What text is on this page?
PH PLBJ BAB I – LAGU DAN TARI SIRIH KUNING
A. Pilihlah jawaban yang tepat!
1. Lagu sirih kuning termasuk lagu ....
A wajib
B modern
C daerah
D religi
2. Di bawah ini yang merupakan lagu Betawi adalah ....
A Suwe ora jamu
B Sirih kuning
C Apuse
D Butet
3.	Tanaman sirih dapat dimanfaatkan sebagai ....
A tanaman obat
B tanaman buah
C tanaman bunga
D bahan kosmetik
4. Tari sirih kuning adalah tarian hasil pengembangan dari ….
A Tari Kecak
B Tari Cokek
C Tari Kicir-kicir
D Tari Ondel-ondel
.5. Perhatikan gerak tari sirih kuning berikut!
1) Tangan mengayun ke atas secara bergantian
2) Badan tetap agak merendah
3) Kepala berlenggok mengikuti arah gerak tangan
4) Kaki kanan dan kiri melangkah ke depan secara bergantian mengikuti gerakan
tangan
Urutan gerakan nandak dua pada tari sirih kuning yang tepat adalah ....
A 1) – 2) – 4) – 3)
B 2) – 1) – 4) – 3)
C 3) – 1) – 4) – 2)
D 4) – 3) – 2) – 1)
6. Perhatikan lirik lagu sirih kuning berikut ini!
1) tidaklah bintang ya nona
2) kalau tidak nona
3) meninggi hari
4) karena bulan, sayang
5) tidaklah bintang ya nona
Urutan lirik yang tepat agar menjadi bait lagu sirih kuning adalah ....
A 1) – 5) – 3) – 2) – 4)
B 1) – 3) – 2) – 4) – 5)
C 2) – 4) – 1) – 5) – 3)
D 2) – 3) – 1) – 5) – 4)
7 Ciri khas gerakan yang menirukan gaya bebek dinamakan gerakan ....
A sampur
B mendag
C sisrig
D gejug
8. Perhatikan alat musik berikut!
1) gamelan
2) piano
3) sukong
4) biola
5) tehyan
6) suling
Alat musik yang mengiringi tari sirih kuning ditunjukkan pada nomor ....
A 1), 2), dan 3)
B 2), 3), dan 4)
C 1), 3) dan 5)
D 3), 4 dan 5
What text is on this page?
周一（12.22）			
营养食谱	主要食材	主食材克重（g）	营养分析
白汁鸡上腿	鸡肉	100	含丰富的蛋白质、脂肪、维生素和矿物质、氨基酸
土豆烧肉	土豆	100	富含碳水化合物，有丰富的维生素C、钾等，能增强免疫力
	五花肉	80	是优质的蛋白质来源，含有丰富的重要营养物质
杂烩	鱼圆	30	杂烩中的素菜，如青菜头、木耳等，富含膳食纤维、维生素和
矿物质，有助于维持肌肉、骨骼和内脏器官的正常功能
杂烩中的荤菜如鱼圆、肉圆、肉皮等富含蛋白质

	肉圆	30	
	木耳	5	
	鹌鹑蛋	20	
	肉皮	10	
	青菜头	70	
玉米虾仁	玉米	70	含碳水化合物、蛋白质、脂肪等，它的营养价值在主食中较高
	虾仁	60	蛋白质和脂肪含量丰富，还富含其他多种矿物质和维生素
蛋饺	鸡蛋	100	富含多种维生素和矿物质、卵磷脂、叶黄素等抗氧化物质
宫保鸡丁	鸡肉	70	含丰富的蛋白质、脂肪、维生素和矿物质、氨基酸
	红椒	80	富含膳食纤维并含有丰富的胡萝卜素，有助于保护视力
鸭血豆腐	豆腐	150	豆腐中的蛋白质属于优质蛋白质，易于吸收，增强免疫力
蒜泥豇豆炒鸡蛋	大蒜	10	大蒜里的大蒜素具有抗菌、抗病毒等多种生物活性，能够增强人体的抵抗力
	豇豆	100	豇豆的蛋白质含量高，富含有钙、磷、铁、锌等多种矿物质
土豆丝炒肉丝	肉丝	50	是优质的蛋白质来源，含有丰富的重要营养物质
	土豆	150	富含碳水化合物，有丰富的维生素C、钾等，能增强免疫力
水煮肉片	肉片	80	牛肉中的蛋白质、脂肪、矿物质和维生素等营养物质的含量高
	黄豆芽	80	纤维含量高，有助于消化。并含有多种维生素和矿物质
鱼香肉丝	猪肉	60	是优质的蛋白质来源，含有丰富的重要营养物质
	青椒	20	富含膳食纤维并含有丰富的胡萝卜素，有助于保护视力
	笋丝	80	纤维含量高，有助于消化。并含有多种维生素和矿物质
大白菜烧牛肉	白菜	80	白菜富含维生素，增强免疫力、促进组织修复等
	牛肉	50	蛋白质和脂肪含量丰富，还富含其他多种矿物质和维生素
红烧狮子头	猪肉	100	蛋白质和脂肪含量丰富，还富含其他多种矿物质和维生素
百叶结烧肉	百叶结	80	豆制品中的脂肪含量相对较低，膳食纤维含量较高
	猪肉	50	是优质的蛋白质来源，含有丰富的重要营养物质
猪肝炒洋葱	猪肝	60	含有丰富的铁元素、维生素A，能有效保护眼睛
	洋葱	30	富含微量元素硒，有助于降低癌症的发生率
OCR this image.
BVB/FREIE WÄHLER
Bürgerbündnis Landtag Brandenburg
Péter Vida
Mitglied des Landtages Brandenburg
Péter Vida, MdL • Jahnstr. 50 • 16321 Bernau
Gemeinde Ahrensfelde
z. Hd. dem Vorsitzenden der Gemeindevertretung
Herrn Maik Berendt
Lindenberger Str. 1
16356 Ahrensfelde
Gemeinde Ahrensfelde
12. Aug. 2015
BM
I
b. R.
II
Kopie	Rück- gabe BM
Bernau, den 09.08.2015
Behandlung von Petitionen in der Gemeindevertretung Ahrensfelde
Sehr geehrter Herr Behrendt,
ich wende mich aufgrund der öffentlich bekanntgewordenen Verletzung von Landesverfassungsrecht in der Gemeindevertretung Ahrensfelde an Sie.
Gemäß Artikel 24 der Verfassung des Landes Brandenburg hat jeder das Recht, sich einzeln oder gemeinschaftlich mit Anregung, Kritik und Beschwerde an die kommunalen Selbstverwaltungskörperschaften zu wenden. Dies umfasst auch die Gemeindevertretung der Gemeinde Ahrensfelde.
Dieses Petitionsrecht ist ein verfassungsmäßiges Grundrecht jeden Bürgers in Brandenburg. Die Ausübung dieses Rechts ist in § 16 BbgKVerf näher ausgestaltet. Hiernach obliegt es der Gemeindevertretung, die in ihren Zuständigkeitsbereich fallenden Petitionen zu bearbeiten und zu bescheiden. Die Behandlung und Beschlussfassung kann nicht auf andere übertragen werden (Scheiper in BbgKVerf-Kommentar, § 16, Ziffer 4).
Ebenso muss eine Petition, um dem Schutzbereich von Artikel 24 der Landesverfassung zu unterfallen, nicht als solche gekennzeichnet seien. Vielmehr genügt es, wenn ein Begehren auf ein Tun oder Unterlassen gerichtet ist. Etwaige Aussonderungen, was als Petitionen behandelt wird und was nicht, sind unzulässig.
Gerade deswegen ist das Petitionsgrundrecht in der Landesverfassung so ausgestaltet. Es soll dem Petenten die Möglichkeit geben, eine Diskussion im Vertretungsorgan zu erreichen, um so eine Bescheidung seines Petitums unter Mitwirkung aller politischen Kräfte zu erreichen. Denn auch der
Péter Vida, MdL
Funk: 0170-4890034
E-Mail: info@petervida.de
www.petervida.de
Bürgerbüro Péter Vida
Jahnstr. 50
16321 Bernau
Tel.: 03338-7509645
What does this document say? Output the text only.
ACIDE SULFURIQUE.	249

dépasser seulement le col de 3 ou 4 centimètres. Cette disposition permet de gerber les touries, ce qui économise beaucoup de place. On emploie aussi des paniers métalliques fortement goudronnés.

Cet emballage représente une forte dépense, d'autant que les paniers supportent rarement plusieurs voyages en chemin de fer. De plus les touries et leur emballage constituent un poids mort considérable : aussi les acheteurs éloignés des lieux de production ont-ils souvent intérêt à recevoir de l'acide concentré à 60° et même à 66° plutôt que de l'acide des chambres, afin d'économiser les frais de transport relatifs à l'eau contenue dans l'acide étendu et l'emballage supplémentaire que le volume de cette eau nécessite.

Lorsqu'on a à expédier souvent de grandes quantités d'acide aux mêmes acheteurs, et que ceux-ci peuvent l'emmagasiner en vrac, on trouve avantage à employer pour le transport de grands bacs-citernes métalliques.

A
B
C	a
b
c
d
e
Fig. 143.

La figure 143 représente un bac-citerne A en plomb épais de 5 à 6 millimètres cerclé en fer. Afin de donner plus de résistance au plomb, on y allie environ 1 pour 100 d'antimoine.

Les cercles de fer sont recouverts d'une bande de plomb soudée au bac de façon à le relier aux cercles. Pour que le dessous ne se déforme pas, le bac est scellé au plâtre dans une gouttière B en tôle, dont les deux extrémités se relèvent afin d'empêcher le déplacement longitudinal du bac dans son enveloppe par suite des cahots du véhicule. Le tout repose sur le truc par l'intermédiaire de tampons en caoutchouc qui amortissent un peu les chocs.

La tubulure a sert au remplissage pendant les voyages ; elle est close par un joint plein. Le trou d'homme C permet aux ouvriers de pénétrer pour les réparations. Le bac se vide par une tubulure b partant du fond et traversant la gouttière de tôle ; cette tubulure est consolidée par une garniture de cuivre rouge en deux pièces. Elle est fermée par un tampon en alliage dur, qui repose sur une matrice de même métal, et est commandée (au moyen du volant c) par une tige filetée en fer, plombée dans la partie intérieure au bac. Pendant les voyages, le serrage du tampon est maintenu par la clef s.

• Do this:
Search the entries for the word "有助于消化", then list each line that holds it.

• Completed exercise:
	黄豆芽	80	纤维含量高，有助于消化。并含有多种维生素和矿物质
	笋丝	80	纤维含量高，有助于消化。并含有多种维生素和矿物质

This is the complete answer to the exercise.